* START *
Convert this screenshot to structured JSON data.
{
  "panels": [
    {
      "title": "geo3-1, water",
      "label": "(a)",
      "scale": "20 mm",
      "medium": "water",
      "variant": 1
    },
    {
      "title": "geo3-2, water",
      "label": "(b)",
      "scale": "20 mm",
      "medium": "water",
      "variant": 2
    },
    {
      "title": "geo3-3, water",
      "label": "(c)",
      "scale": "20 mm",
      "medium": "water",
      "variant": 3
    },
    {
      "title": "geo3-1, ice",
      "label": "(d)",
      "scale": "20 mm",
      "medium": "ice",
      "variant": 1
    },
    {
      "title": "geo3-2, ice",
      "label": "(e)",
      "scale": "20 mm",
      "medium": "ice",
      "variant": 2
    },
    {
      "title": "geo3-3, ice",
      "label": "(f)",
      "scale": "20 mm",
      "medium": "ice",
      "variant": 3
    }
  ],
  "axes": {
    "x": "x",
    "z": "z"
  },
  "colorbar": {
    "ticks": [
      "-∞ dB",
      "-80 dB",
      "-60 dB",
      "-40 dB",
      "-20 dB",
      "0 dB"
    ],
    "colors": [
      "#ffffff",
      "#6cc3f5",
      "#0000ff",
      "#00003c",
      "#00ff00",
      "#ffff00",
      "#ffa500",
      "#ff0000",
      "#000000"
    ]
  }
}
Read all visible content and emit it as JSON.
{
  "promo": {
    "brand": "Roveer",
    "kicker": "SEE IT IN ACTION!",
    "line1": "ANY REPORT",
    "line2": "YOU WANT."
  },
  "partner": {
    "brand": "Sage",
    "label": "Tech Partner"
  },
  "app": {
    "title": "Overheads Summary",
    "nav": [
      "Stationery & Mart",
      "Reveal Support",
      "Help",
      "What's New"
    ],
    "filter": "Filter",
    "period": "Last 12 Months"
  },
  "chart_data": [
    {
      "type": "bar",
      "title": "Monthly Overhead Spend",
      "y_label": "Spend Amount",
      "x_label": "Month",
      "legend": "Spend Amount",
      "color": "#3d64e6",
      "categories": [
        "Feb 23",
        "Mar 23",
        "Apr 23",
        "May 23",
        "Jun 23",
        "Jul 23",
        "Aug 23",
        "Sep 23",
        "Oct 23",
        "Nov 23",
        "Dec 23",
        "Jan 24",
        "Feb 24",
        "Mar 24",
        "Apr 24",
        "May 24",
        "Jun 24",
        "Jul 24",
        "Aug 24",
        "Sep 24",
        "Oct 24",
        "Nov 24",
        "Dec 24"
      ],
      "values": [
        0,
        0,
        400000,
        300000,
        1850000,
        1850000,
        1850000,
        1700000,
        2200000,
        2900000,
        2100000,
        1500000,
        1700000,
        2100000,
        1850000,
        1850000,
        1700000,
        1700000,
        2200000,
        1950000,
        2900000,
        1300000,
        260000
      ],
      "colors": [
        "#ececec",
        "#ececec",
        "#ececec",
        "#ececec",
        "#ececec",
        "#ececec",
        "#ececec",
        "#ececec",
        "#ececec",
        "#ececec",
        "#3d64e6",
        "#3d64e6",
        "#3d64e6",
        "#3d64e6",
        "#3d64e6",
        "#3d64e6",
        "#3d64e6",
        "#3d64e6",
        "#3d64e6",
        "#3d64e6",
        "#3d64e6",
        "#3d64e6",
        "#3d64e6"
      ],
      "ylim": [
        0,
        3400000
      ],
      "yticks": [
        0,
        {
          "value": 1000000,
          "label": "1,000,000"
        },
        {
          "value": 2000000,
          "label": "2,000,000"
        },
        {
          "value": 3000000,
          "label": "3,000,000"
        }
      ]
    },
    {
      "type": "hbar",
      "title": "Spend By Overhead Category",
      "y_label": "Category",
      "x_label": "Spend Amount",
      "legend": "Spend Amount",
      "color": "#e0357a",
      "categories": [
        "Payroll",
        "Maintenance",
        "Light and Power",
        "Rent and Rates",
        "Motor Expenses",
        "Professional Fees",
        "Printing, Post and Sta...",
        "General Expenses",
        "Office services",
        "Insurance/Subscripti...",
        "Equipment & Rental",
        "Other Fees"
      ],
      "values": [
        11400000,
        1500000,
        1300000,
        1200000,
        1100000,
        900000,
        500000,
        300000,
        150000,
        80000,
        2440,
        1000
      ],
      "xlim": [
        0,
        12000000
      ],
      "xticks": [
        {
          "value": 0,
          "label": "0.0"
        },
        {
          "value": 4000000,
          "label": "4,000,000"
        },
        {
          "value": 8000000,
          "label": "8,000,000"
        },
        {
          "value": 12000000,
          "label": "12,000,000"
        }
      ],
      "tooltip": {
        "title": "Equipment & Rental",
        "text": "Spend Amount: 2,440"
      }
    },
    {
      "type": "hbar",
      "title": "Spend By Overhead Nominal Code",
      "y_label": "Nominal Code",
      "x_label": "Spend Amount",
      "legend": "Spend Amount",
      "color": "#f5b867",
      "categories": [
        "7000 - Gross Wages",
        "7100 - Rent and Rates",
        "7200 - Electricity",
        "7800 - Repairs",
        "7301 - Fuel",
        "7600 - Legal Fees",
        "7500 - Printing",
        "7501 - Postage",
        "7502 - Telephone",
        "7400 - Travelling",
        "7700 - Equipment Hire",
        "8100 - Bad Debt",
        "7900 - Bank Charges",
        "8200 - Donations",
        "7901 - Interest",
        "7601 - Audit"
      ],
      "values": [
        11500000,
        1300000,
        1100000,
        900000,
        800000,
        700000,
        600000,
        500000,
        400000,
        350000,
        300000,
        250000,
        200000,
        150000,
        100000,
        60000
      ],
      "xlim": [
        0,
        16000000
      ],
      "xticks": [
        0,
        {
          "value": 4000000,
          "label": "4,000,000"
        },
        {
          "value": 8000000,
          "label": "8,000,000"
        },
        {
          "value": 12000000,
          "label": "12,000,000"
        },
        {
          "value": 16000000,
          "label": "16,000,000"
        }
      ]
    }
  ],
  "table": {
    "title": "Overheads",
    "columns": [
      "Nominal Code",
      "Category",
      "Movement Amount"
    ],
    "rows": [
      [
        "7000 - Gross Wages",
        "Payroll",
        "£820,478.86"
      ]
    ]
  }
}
* END *
● **Job**
From the listing, copy every line where the string "Code" appears.

● **The reply**
      "title": "Spend By Overhead Nominal Code",
      "y_label": "Nominal Code",
      "Nominal Code",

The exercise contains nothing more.